■ Requirement: Render the following material again verbatim, leaving nothing out.

■ The records:
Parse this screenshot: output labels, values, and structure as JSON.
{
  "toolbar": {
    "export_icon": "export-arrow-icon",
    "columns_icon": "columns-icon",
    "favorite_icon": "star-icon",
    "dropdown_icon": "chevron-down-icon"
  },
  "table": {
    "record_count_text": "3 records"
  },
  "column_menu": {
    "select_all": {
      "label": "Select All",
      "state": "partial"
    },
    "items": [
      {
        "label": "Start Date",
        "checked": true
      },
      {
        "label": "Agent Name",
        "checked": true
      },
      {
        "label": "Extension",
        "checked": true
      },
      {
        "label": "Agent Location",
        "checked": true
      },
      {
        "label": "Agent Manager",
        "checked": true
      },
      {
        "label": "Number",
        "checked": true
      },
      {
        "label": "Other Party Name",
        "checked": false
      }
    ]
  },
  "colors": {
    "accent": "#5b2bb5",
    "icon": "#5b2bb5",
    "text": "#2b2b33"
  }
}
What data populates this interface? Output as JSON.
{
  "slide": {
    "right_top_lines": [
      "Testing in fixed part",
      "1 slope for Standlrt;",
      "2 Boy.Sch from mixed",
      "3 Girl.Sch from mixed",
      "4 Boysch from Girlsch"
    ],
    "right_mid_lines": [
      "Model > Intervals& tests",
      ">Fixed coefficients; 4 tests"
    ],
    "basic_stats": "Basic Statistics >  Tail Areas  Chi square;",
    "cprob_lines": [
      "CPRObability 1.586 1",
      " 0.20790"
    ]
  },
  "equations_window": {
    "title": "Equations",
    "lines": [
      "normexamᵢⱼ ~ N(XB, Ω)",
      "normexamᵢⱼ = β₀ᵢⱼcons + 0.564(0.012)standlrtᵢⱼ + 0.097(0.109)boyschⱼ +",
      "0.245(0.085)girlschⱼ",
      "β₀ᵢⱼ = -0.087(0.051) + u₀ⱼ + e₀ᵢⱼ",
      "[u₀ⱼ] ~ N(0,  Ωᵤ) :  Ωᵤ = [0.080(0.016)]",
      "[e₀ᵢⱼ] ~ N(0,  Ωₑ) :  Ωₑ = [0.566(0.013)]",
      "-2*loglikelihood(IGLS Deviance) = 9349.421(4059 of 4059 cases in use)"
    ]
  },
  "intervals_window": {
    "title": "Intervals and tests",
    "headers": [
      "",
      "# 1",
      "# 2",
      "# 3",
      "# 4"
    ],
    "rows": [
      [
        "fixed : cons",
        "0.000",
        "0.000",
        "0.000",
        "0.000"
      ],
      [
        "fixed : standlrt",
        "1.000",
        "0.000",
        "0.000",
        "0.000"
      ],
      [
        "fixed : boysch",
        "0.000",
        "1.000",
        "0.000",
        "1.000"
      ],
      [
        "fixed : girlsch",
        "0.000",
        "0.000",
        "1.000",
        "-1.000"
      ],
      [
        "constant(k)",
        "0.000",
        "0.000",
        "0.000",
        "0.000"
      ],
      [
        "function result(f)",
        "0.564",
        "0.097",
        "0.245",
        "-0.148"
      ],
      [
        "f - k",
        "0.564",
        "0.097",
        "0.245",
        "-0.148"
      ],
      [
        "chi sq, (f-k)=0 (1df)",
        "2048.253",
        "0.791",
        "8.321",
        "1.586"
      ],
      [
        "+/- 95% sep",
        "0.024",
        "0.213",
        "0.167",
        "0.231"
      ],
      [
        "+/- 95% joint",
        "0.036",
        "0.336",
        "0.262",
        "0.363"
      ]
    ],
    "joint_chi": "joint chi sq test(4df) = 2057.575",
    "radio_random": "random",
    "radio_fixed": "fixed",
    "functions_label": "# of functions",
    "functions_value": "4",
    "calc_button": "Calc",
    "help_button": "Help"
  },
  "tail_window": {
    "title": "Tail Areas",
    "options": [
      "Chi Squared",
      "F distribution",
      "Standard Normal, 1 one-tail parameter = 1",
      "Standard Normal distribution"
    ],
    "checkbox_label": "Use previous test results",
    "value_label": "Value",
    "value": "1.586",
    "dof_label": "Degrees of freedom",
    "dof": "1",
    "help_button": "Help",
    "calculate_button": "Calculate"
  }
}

■ Reply to the exercise:
Parse this screenshot: output labels, values, and structure as JSON.
{
  "toolbar": {
    "export_icon": "export-arrow-icon",
    "columns_icon": "columns-icon",
    "favorite_icon": "star-icon",
    "dropdown_icon": "chevron-down-icon"
  },
  "table": {
    "record_count_text": "3 records"
  },
  "column_menu": {
    "select_all": {
      "label": "Select All",
      "state": "partial"
    },
    "items": [
      {
        "label": "Start Date",
        "checked": true
      },
      {
        "label": "Agent Name",
        "checked": true
      },
      {
        "label": "Extension",
        "checked": true
      },
      {
        "label": "Agent Location",
        "checked": true
      },
      {
        "label": "Agent Manager",
        "checked": true
      },
      {
        "label": "Number",
        "checked": true
      },
      {
        "label": "Other Party Name",
        "checked": false
      }
    ]
  },
  "colors": {
    "accent": "#5b2bb5",
    "icon": "#5b2bb5",
    "text": "#2b2b33"
  }
}
What data populates this interface? Output as JSON.
{
  "slide": {
    "right_top_lines": [
      "Testing in fixed part",
      "1 slope for Standlrt;",
      "2 Boy.Sch from mixed",
      "3 Girl.Sch from mixed",
      "4 Boysch from Girlsch"
    ],
    "right_mid_lines": [
      "Model > Intervals& tests",
      ">Fixed coefficients; 4 tests"
    ],
    "basic_stats": "Basic Statistics >  Tail Areas  Chi square;",
    "cprob_lines": [
      "CPRObability 1.586 1",
      " 0.20790"
    ]
  },
  "equations_window": {
    "title": "Equations",
    "lines": [
      "normexamᵢⱼ ~ N(XB, Ω)",
      "normexamᵢⱼ = β₀ᵢⱼcons + 0.564(0.012)standlrtᵢⱼ + 0.097(0.109)boyschⱼ +",
      "0.245(0.085)girlschⱼ",
      "β₀ᵢⱼ = -0.087(0.051) + u₀ⱼ + e₀ᵢⱼ",
      "[u₀ⱼ] ~ N(0,  Ωᵤ) :  Ωᵤ = [0.080(0.016)]",
      "[e₀ᵢⱼ] ~ N(0,  Ωₑ) :  Ωₑ = [0.566(0.013)]",
      "-2*loglikelihood(IGLS Deviance) = 9349.421(4059 of 4059 cases in use)"
    ]
  },
  "intervals_window": {
    "title": "Intervals and tests",
    "headers": [
      "",
      "# 1",
      "# 2",
      "# 3",
      "# 4"
    ],
    "rows": [
      [
        "fixed : cons",
        "0.000",
        "0.000",
        "0.000",
        "0.000"
      ],
      [
        "fixed : standlrt",
        "1.000",
        "0.000",
        "0.000",
        "0.000"
      ],
      [
        "fixed : boysch",
        "0.000",
        "1.000",
        "0.000",
        "1.000"
      ],
      [
        "fixed : girlsch",
        "0.000",
        "0.000",
        "1.000",
        "-1.000"
      ],
      [
        "constant(k)",
        "0.000",
        "0.000",
        "0.000",
        "0.000"
      ],
      [
        "function result(f)",
        "0.564",
        "0.097",
        "0.245",
        "-0.148"
      ],
      [
        "f - k",
        "0.564",
        "0.097",
        "0.245",
        "-0.148"
      ],
      [
        "chi sq, (f-k)=0 (1df)",
        "2048.253",
        "0.791",
        "8.321",
        "1.586"
      ],
      [
        "+/- 95% sep",
        "0.024",
        "0.213",
        "0.167",
        "0.231"
      ],
      [
        "+/- 95% joint",
        "0.036",
        "0.336",
        "0.262",
        "0.363"
      ]
    ],
    "joint_chi": "joint chi sq test(4df) = 2057.575",
    "radio_random": "random",
    "radio_fixed": "fixed",
    "functions_label": "# of functions",
    "functions_value": "4",
    "calc_button": "Calc",
    "help_button": "Help"
  },
  "tail_window": {
    "title": "Tail Areas",
    "options": [
      "Chi Squared",
      "F distribution",
      "Standard Normal, 1 one-tail parameter = 1",
      "Standard Normal distribution"
    ],
    "checkbox_label": "Use previous test results",
    "value_label": "Value",
    "value": "1.586",
    "dof_label": "Degrees of freedom",
    "dof": "1",
    "help_button": "Help",
    "calculate_button": "Calculate"
  }
}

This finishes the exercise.